§ **Written task**: Report every line in the listing that contains the string "регламента".

(Records contained in a dataset)
<<<<

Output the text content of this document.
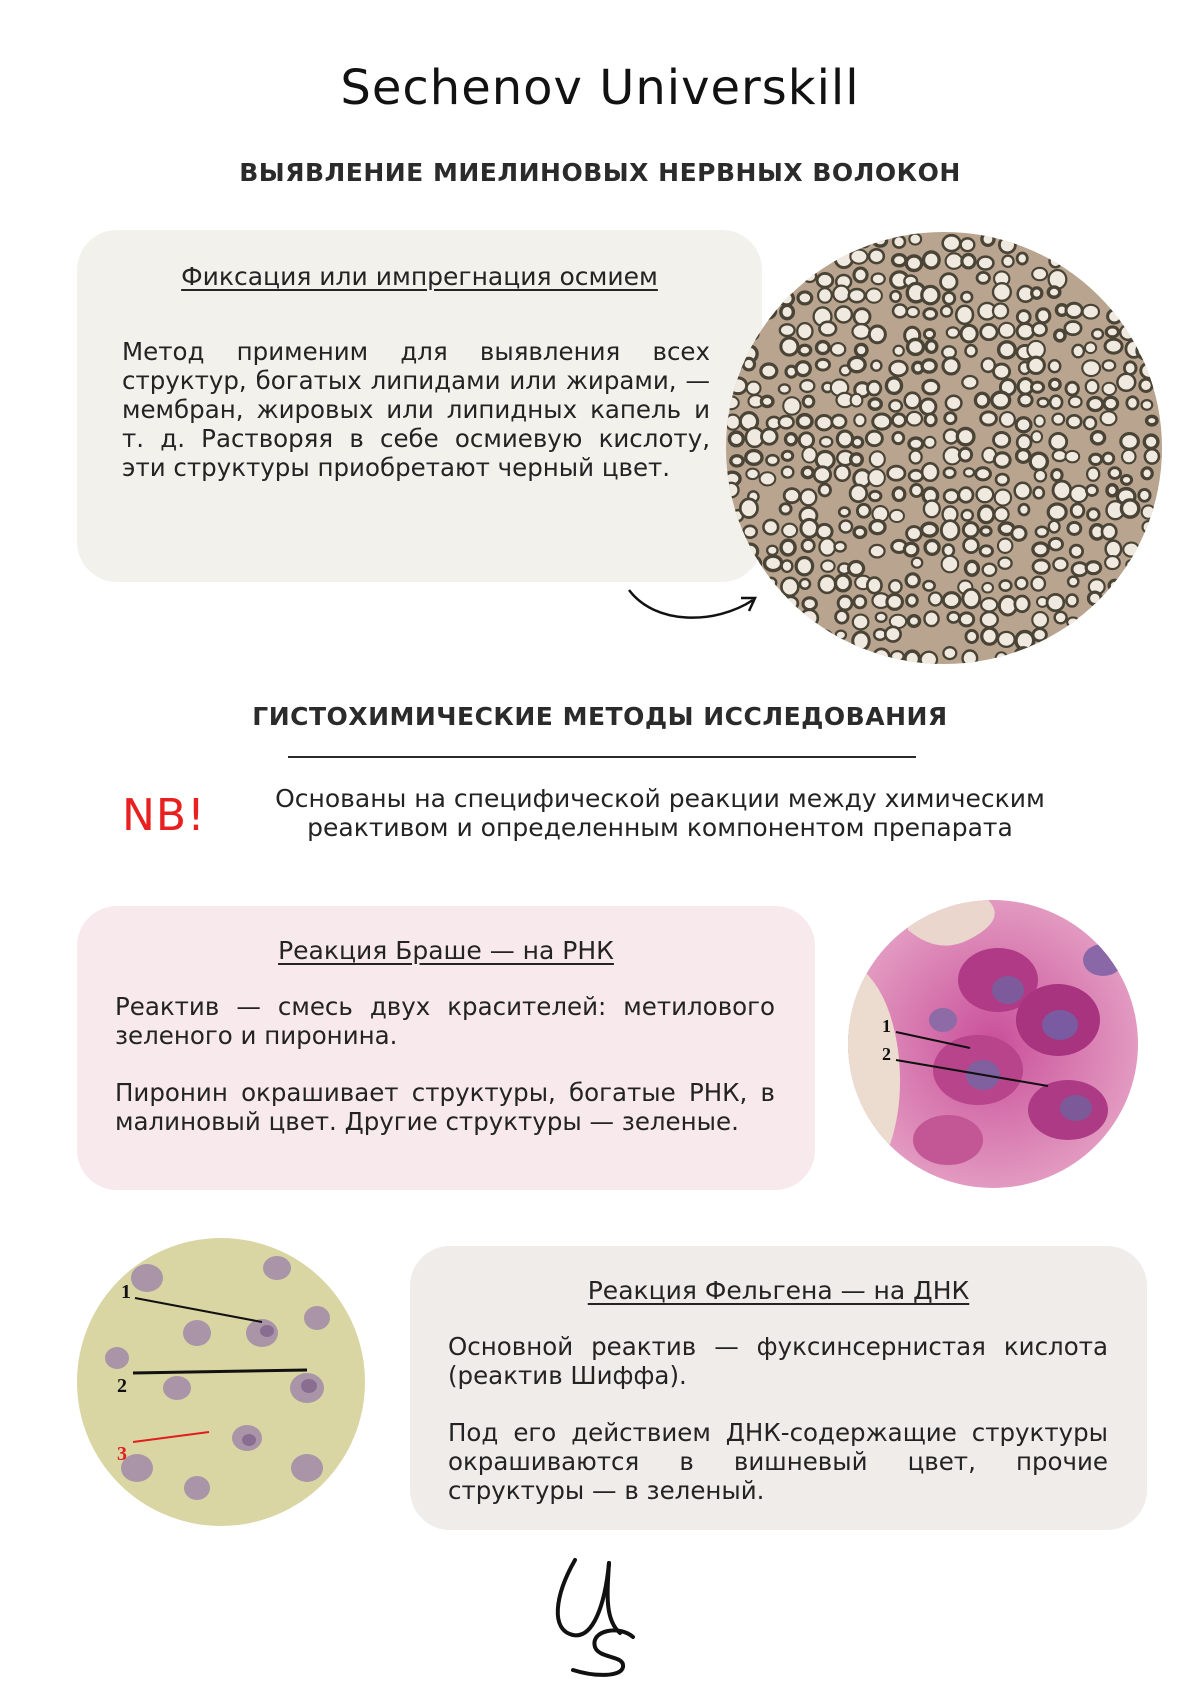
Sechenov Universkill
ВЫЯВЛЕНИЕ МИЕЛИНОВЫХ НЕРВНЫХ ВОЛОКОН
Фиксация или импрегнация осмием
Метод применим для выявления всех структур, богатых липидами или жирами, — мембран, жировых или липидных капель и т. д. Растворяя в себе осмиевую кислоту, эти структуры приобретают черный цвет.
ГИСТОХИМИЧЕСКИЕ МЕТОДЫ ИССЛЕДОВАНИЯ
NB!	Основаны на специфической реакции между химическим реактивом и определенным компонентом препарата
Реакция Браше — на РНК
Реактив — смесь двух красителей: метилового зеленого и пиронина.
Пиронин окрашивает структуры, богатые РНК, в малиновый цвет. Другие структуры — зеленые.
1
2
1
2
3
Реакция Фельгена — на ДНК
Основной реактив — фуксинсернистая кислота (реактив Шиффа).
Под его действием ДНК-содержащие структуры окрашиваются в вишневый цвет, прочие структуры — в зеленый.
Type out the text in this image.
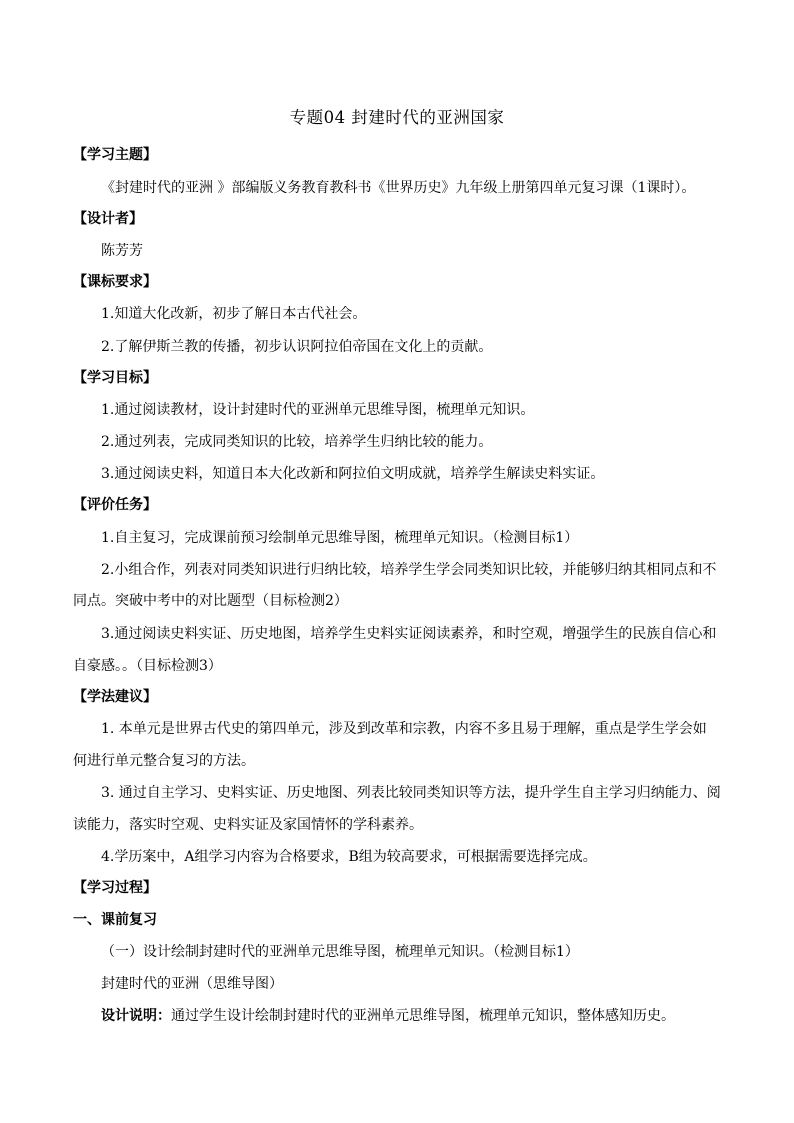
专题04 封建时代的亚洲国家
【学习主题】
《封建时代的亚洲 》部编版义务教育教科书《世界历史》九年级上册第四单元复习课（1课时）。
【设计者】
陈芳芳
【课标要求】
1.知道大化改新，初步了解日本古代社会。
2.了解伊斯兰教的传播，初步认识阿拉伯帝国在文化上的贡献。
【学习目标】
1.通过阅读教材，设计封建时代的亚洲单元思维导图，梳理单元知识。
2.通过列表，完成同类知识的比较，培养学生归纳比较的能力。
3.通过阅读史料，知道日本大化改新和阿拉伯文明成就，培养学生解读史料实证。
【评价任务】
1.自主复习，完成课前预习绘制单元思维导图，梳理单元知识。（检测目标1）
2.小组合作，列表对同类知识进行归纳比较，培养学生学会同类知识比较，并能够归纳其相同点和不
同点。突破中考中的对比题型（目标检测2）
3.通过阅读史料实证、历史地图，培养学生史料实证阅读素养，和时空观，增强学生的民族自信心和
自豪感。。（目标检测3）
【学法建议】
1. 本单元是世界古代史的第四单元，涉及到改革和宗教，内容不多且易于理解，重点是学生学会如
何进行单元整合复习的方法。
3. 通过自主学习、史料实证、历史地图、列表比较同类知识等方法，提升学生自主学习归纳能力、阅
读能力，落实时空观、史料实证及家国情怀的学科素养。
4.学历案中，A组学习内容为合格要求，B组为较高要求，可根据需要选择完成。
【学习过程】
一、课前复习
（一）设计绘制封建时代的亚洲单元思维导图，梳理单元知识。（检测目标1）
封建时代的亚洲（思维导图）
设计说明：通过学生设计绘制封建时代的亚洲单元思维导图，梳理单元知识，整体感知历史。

>>>>
<<<<

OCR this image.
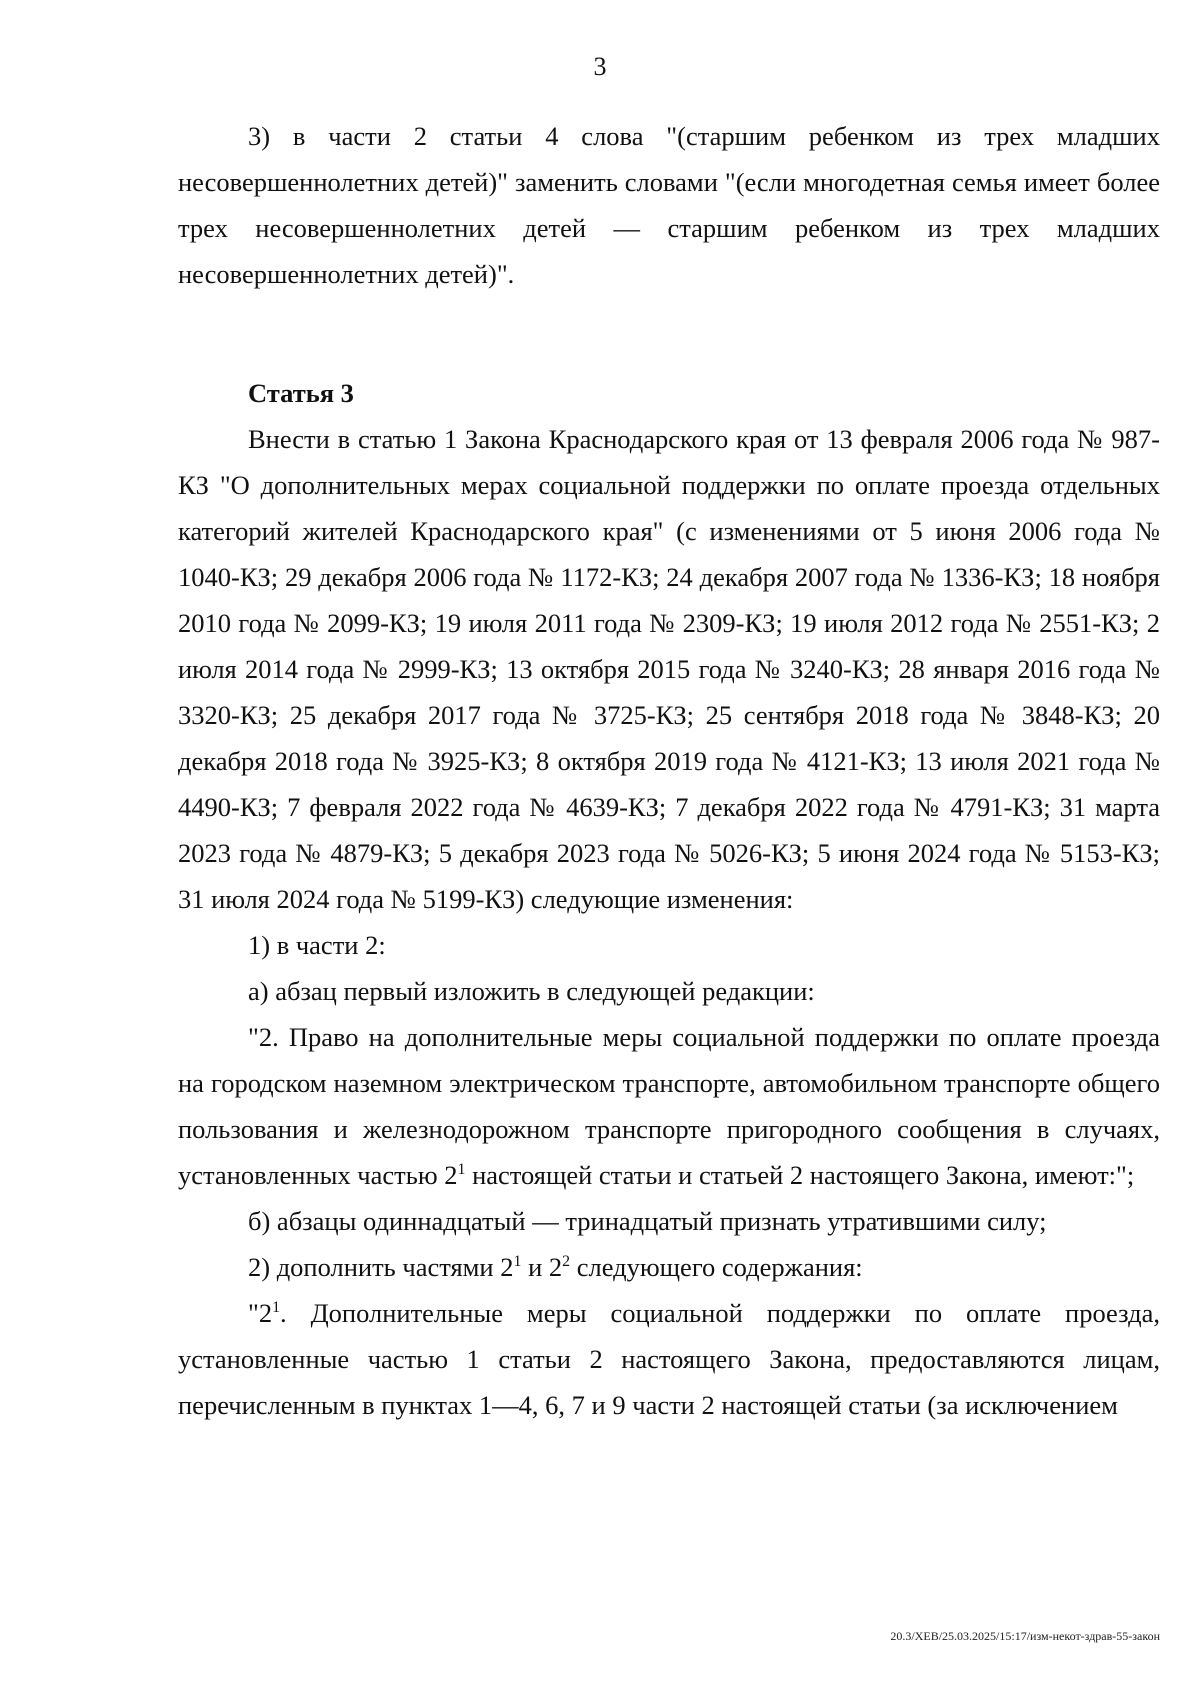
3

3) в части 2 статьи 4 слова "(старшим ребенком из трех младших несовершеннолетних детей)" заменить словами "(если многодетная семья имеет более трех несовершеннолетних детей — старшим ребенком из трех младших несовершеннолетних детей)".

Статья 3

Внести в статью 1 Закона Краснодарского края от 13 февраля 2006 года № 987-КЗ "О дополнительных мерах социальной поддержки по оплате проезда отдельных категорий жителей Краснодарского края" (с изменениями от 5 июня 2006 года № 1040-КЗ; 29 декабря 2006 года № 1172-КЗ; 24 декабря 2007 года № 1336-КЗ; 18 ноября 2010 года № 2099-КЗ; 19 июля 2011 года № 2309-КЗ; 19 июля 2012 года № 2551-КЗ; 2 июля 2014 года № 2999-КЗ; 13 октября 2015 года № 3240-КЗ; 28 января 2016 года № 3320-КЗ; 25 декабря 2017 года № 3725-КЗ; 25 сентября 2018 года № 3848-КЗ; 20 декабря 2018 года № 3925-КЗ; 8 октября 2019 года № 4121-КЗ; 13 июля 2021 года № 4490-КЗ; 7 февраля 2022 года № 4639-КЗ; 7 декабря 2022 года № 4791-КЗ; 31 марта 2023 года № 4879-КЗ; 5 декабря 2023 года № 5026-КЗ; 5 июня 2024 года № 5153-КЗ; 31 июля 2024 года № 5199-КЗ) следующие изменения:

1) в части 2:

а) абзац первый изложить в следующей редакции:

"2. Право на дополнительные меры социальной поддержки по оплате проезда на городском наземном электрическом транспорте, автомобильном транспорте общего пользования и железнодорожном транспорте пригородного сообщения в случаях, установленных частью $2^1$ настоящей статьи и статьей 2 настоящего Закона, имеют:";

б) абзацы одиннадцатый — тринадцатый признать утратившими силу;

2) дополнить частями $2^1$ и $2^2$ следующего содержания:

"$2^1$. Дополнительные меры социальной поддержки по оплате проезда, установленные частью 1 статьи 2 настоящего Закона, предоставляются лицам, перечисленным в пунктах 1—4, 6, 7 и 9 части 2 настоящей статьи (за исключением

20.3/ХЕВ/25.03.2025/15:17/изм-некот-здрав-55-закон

>>>>
<<<<

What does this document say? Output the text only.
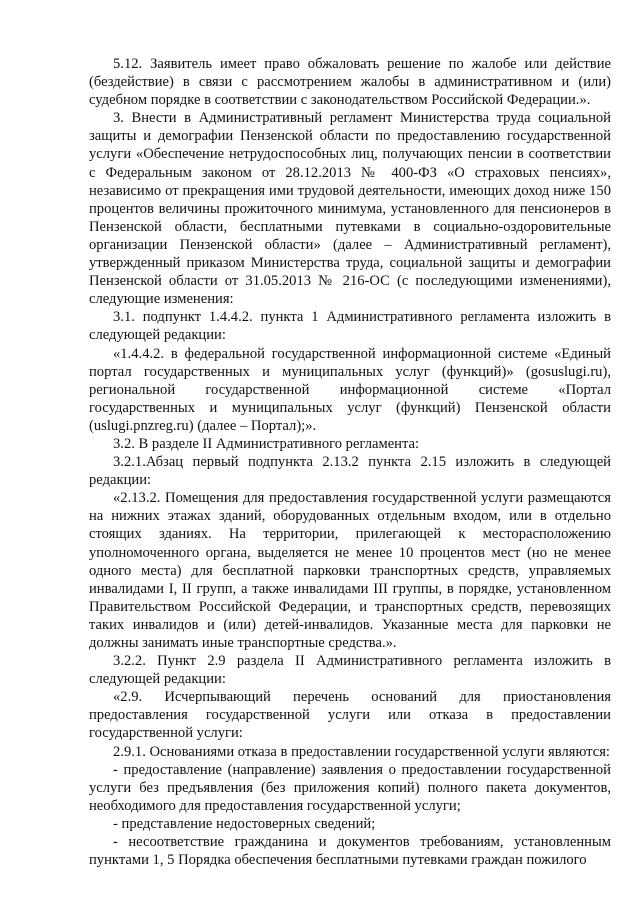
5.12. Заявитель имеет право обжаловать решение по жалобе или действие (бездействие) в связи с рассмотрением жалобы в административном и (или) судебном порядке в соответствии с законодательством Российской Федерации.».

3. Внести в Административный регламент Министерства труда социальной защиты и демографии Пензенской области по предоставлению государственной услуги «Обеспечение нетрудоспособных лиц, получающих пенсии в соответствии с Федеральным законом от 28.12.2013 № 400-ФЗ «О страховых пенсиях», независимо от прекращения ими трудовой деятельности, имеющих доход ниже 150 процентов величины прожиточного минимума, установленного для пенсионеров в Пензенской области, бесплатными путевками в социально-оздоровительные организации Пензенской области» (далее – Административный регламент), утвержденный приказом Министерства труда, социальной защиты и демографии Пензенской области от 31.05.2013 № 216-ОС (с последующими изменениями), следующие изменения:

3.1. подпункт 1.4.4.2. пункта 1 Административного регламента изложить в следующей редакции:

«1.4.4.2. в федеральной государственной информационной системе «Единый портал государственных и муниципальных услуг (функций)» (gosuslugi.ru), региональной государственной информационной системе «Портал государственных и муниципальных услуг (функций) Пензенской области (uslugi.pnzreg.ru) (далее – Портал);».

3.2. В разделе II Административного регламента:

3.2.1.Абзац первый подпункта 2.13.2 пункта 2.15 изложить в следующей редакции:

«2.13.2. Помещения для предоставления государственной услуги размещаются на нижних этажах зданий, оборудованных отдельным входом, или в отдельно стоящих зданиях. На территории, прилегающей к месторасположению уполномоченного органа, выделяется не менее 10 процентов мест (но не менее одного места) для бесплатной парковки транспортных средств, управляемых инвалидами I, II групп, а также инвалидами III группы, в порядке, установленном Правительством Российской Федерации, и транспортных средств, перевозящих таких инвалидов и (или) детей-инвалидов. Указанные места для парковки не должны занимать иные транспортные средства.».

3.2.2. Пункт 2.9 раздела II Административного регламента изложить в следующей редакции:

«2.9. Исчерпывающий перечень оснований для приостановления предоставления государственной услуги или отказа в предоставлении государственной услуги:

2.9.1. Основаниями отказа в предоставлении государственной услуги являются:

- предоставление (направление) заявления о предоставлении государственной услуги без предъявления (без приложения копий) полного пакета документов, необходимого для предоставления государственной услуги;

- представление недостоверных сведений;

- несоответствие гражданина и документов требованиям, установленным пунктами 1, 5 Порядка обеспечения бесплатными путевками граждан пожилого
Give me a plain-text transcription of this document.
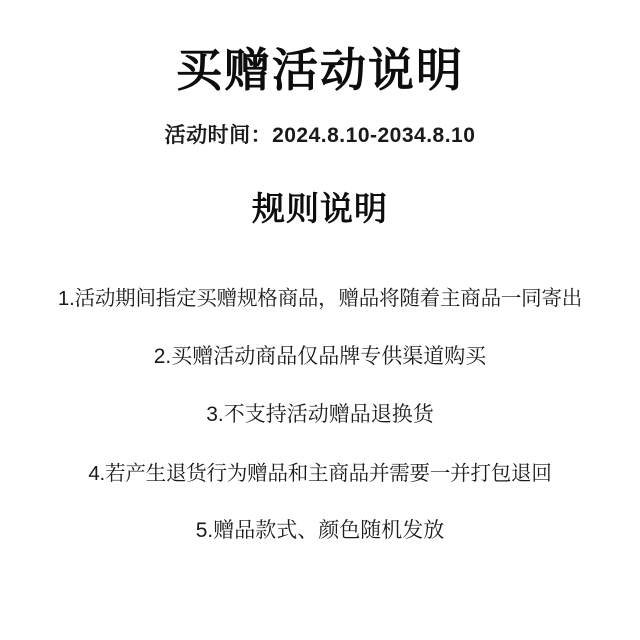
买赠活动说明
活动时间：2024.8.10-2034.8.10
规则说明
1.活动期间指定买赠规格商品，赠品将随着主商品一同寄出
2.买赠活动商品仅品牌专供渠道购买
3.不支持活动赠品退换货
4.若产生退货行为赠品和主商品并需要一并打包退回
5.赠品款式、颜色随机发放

>>>>

§ **The completed task**:
3.1. подпункт 1.4.4.2. пункта 1 Административного регламента изложить в следующей редакции:
3.2. В разделе II Административного регламента:
3.2.2. Пункт 2.9 раздела II Административного регламента изложить в следующей редакции:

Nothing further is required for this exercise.